## What is required
Copy out the data below verbatim.

Extracted data entries:
[Start]

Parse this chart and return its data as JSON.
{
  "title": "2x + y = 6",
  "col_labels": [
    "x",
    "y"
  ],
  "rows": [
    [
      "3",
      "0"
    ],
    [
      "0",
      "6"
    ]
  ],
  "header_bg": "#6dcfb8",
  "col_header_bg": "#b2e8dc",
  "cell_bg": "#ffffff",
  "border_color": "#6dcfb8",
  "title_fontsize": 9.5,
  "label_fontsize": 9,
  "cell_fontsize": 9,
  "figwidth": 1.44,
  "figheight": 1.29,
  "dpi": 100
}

[End]

## Complete response
Parse this chart and return its data as JSON.
{
  "title": "2x + y = 6",
  "col_labels": [
    "x",
    "y"
  ],
  "rows": [
    [
      "3",
      "0"
    ],
    [
      "0",
      "6"
    ]
  ],
  "header_bg": "#6dcfb8",
  "col_header_bg": "#b2e8dc",
  "cell_bg": "#ffffff",
  "border_color": "#6dcfb8",
  "title_fontsize": 9.5,
  "label_fontsize": 9,
  "cell_fontsize": 9,
  "figwidth": 1.44,
  "figheight": 1.29,
  "dpi": 100
}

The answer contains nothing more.